Excerpted passage:
The third element after data analytics and predictive maintenance is optimisation, says Wilcock: “Optimising their processes allows businesses to drive energy usage down, increase efficiencies and boost productivity.”

To help with optimisation, Siemens has developed MindSphere, an open cloud platform designed to store operational data from every machine and system in a business and make it accessible through digital applications. This allows industrial customers to make decisions based on hard, factual information to increase productivity and save energy.

More and more, says Wilcock, his customers want bespoke solutions: “So we try to deliver data back to mobile applications [such as tablets and smart phones] that allows them the flexibility [to tackle all three elements].”

ABB’s Hughes adds: “A smart sensor [such as the ABB Ability model] converts traditional motors into smart, wirelessly connected devices ( It measures key parameters of the motor, which can be used to gain meaningful information on its condition and performance. This enables users to identify inefficiencies within their system, and to reduce risks related to operation and maintenance.

“Maintenance can now be planned according to actual needs, rather than based on generic schedules. This extends the life of equipment, reduces maintenance costs and cuts or prevents unplanned downtime due to breakdowns.”

And, he says, smart sensor technology is now applied to pumps and mounted bearings. “For pumps, the sensor measures vibration and temperature from the casing, using the data it gathers to produce meaningful information on the pump’s condition and performance.”


Jonathan Smith, business leader at Rockwell Automation, believes that for those looking to achieve a level of control or monitoring, smart devices have become de rigueur – whether for conveyors, mixers, fillers, labellers, palletisers, or whatever.

“But [smart digital devices] are also used in other areas around plant services, such as fans, general environmental control, or process-based operations, including fume extraction, pumps to supply water, or compressors to supply air or refrigeration,” he adds. “Nowadays, all these areas tend to have VSDs applied to them or some level of smart controller monitoring their performance.”

For Smith, an important element going forward is being able to find good quality information about energy use at device level. He says that if you have a connected drive or overload that is smart, “you can pick up that level of energy usage from that device” as part of an overall control network. You can get granular energy information and can see what energy is being used and how it’s being used.

Within its smart devices, Rockwell uses CIP Energy (, a common industrial protocol operated by the ODVA, a global association whose members comprise the automation companies.

What the task requires: In the passage on smart devices, starting with "More and more, says" and going on through "operation and maintenance.", change "bespoke" to "custom" and give that part again. The items play no part in this.

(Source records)

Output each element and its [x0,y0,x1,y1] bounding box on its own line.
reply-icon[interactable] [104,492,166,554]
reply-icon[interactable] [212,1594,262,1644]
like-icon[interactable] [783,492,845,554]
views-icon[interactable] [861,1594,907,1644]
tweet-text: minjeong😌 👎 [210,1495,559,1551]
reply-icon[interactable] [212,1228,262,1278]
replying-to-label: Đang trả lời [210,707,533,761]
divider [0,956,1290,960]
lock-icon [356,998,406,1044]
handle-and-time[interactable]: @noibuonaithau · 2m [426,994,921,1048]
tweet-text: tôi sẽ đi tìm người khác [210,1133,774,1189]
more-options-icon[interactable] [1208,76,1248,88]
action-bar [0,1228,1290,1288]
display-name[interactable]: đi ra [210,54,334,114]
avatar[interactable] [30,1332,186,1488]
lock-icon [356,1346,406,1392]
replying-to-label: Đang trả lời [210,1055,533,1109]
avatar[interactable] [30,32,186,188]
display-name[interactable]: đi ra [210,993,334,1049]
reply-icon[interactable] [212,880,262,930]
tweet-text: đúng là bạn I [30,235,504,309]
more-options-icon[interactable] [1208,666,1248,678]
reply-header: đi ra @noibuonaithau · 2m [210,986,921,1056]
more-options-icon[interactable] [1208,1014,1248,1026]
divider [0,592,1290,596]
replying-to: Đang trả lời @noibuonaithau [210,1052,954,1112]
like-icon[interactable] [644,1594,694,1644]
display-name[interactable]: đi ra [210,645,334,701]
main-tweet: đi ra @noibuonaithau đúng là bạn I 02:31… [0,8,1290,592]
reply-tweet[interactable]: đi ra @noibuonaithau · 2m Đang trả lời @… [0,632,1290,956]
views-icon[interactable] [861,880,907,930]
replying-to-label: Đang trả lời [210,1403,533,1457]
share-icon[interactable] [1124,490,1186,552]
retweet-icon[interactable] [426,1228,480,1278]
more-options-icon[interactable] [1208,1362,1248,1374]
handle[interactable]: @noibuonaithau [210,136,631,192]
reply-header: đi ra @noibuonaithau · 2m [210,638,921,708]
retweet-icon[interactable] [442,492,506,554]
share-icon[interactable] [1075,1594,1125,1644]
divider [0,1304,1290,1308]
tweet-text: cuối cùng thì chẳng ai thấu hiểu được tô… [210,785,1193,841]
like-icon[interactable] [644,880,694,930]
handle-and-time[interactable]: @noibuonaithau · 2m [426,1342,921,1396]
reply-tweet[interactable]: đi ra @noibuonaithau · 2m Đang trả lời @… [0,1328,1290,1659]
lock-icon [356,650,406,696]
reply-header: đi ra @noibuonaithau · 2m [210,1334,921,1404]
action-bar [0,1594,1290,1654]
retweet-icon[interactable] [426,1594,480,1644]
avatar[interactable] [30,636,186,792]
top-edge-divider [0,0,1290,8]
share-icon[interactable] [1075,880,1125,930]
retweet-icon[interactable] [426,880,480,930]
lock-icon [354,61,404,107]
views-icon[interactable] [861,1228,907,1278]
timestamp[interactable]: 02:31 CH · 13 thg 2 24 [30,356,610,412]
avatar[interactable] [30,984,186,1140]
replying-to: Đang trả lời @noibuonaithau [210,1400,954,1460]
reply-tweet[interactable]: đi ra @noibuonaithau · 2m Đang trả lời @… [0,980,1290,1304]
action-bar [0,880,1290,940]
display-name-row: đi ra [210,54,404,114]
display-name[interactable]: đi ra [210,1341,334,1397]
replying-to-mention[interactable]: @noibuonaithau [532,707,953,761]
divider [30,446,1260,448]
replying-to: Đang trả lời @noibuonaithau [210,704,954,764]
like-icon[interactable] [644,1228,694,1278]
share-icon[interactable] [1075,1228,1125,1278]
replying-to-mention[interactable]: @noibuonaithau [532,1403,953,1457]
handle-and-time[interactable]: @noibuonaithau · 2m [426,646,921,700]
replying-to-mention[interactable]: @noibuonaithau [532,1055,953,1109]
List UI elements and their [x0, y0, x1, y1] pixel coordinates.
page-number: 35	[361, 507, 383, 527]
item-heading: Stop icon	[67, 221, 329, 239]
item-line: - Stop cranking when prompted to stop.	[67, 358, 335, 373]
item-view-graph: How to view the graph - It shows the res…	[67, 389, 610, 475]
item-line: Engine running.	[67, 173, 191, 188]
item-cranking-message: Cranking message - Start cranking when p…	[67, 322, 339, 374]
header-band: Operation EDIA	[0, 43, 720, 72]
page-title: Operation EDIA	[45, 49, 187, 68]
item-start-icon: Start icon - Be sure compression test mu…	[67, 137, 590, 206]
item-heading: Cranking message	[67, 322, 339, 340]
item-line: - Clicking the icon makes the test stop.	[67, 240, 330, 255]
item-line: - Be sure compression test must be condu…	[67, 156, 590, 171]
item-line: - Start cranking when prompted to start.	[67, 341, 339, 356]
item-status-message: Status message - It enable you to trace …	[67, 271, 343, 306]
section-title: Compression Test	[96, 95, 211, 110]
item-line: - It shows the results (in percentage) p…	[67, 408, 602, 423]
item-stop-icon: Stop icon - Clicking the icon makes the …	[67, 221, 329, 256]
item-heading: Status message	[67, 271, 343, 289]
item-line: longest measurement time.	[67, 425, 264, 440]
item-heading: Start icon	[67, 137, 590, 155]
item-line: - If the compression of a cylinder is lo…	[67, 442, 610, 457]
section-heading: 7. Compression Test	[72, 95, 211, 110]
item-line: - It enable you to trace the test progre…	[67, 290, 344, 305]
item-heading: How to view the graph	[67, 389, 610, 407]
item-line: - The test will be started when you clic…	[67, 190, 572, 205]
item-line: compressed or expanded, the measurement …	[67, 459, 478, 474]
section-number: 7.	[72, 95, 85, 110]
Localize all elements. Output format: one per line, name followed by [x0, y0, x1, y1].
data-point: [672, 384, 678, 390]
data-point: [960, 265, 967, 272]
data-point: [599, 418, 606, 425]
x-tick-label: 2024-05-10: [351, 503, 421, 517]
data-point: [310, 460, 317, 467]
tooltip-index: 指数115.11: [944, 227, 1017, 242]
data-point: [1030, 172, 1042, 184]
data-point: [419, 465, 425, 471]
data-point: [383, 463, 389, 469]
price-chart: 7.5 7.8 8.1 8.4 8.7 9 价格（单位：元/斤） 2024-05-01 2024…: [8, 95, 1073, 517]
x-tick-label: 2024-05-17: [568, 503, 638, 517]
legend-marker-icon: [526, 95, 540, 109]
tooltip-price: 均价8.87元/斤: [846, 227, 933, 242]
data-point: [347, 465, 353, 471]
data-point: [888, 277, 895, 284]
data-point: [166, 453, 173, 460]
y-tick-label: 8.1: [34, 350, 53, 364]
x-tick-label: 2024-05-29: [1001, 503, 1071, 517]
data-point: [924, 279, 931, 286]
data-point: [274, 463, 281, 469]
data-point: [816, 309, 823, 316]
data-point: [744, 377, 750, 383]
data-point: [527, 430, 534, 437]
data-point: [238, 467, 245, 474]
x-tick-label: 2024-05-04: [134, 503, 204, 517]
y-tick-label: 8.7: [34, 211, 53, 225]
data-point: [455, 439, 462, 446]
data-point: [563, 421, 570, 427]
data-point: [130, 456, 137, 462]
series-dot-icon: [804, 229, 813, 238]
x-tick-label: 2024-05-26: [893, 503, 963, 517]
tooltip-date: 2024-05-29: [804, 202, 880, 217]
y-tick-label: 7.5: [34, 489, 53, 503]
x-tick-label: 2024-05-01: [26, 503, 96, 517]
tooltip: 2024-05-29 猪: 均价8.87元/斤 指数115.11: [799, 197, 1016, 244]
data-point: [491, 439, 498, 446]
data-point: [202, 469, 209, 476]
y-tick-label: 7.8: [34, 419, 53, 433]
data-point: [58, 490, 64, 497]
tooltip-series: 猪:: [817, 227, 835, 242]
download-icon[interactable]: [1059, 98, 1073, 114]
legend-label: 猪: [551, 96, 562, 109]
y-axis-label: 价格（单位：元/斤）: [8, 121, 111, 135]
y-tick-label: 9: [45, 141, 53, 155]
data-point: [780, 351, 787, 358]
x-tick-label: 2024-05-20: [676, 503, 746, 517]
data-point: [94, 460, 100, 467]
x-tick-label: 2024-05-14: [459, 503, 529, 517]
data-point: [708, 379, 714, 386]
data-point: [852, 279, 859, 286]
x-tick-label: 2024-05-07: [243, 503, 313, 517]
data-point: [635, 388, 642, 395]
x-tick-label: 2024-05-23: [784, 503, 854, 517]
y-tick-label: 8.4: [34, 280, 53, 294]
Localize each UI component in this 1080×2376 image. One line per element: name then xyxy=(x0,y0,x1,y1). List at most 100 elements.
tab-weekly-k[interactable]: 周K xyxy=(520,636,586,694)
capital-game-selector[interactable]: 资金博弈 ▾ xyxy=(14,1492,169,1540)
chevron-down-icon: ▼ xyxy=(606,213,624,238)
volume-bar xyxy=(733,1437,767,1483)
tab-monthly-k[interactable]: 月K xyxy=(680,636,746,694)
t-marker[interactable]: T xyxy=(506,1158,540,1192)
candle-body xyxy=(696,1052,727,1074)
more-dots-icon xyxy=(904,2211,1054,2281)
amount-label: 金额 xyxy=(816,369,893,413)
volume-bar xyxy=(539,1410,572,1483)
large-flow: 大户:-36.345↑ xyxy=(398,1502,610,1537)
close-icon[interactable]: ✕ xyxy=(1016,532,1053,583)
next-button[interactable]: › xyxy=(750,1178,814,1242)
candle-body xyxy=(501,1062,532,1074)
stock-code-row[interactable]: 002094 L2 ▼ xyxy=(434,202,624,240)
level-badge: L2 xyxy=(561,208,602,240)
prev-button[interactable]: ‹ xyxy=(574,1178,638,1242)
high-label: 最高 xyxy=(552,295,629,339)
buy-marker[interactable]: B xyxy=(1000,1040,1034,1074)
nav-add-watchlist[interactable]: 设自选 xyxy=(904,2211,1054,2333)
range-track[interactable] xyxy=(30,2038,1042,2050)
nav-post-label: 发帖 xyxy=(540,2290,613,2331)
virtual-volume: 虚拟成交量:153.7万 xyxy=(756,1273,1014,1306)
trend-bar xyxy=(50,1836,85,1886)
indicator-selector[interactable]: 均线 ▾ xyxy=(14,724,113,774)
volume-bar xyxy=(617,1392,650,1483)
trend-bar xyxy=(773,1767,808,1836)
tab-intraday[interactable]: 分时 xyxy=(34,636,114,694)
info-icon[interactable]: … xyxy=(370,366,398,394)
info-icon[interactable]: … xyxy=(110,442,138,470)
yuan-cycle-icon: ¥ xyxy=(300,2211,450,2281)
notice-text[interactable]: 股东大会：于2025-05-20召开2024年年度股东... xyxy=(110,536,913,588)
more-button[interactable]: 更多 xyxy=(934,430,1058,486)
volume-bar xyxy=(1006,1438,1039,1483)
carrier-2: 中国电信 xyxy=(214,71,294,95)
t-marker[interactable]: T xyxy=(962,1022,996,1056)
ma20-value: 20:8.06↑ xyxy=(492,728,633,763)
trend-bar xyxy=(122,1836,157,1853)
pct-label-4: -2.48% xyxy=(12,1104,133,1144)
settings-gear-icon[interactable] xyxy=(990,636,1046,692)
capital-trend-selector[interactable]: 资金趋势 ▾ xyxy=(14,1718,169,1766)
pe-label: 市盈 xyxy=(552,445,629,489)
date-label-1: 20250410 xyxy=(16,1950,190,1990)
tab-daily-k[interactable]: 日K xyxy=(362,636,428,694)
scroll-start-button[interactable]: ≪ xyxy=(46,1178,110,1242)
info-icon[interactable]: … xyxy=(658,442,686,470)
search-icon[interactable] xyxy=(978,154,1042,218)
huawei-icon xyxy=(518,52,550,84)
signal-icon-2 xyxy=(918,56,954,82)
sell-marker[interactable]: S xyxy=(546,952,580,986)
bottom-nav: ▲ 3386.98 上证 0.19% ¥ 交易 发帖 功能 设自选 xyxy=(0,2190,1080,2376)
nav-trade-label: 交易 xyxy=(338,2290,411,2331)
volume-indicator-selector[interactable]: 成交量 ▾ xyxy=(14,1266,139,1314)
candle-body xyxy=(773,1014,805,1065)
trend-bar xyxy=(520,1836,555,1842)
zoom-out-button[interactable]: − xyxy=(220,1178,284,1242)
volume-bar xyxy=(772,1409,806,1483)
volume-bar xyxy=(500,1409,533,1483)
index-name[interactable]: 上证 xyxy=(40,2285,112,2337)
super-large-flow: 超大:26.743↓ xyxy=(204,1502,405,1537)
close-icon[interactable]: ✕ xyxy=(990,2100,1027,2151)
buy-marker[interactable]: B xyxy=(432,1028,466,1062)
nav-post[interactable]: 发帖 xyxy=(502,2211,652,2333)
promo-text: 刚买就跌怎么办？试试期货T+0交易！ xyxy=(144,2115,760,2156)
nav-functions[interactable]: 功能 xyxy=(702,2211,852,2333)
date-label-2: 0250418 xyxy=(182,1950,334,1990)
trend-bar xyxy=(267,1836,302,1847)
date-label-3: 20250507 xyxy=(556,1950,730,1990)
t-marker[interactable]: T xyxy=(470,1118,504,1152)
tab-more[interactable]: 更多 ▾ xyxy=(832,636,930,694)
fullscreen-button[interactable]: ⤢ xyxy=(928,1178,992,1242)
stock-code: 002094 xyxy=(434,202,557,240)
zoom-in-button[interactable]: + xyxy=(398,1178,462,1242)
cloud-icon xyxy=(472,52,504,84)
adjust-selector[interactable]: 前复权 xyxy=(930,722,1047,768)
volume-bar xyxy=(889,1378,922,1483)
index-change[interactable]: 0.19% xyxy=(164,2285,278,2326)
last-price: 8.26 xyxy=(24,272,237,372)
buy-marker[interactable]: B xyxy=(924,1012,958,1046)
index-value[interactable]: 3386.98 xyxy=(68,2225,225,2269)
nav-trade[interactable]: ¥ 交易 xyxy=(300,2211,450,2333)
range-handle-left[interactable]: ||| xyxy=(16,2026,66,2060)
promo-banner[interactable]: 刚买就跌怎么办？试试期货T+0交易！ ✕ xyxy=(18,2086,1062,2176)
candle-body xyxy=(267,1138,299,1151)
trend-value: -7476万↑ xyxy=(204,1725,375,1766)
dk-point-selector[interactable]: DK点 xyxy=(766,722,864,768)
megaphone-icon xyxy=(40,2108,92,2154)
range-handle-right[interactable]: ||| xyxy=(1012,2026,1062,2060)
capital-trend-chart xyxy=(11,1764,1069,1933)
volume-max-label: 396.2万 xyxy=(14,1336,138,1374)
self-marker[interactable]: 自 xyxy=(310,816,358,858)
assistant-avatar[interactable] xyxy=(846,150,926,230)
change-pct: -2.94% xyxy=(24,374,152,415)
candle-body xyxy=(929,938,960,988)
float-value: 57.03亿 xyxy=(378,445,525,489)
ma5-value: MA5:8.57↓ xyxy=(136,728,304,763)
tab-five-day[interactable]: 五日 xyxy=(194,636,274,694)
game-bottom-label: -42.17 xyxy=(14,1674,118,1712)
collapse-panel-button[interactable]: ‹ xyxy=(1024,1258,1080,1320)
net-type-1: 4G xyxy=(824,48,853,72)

Answer box:
More and more, says Wilcock, his customers want custom solutions: “So we try to deliver data back to mobile applications [such as tablets and smart phones] that allows them the flexibility [to tackle all three elements].”

ABB’s Hughes adds: “A smart sensor [such as the ABB Ability model] converts traditional motors into smart, wirelessly connected devices ( It measures key parameters of the motor, which can be used to gain meaningful information on its condition and performance. This enables users to identify inefficiencies within their system, and to reduce risks related to operation and maintenance.